(Figure data in JSON)

•••••

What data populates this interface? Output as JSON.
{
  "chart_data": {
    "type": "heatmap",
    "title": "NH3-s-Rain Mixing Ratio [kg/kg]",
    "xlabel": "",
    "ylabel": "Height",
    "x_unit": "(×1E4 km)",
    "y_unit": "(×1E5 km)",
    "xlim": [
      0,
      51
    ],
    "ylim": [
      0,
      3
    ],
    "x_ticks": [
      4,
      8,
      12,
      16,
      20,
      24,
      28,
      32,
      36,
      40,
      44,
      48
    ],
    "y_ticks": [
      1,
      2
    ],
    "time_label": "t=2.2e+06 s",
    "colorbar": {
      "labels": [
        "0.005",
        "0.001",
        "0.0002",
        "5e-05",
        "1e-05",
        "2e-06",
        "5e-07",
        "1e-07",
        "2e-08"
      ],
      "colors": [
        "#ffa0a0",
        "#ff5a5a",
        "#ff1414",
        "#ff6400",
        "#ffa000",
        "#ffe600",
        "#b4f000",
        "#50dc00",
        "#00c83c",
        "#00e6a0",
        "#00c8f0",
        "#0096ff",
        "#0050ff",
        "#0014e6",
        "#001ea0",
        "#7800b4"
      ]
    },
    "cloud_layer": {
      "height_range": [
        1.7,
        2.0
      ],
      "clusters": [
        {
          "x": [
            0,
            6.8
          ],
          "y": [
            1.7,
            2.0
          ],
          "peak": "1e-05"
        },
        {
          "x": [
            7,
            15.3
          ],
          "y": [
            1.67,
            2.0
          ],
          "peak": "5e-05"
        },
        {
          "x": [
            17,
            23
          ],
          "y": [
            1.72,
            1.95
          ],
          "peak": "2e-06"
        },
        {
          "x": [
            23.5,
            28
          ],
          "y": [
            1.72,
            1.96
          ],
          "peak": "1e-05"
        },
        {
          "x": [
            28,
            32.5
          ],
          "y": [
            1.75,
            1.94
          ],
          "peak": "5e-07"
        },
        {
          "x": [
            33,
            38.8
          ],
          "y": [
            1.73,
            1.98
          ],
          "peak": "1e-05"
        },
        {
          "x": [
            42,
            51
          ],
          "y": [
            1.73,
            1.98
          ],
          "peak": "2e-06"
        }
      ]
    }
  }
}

•••••

> [Brief]:
Extract each record, keeping it identical to the original.

> [Solution below]:
What data populates this interface? Output as JSON.
{
  "chart_data": {
    "type": "heatmap",
    "title": "NH3-s-Rain Mixing Ratio [kg/kg]",
    "xlabel": "",
    "ylabel": "Height",
    "x_unit": "(×1E4 km)",
    "y_unit": "(×1E5 km)",
    "xlim": [
      0,
      51
    ],
    "ylim": [
      0,
      3
    ],
    "x_ticks": [
      4,
      8,
      12,
      16,
      20,
      24,
      28,
      32,
      36,
      40,
      44,
      48
    ],
    "y_ticks": [
      1,
      2
    ],
    "time_label": "t=2.2e+06 s",
    "colorbar": {
      "labels": [
        "0.005",
        "0.001",
        "0.0002",
        "5e-05",
        "1e-05",
        "2e-06",
        "5e-07",
        "1e-07",
        "2e-08"
      ],
      "colors": [
        "#ffa0a0",
        "#ff5a5a",
        "#ff1414",
        "#ff6400",
        "#ffa000",
        "#ffe600",
        "#b4f000",
        "#50dc00",
        "#00c83c",
        "#00e6a0",
        "#00c8f0",
        "#0096ff",
        "#0050ff",
        "#0014e6",
        "#001ea0",
        "#7800b4"
      ]
    },
    "cloud_layer": {
      "height_range": [
        1.7,
        2.0
      ],
      "clusters": [
        {
          "x": [
            0,
            6.8
          ],
          "y": [
            1.7,
            2.0
          ],
          "peak": "1e-05"
        },
        {
          "x": [
            7,
            15.3
          ],
          "y": [
            1.67,
            2.0
          ],
          "peak": "5e-05"
        },
        {
          "x": [
            17,
            23
          ],
          "y": [
            1.72,
            1.95
          ],
          "peak": "2e-06"
        },
        {
          "x": [
            23.5,
            28
          ],
          "y": [
            1.72,
            1.96
          ],
          "peak": "1e-05"
        },
        {
          "x": [
            28,
            32.5
          ],
          "y": [
            1.75,
            1.94
          ],
          "peak": "5e-07"
        },
        {
          "x": [
            33,
            38.8
          ],
          "y": [
            1.73,
            1.98
          ],
          "peak": "1e-05"
        },
        {
          "x": [
            42,
            51
          ],
          "y": [
            1.73,
            1.98
          ],
          "peak": "2e-06"
        }
      ]
    }
  }
}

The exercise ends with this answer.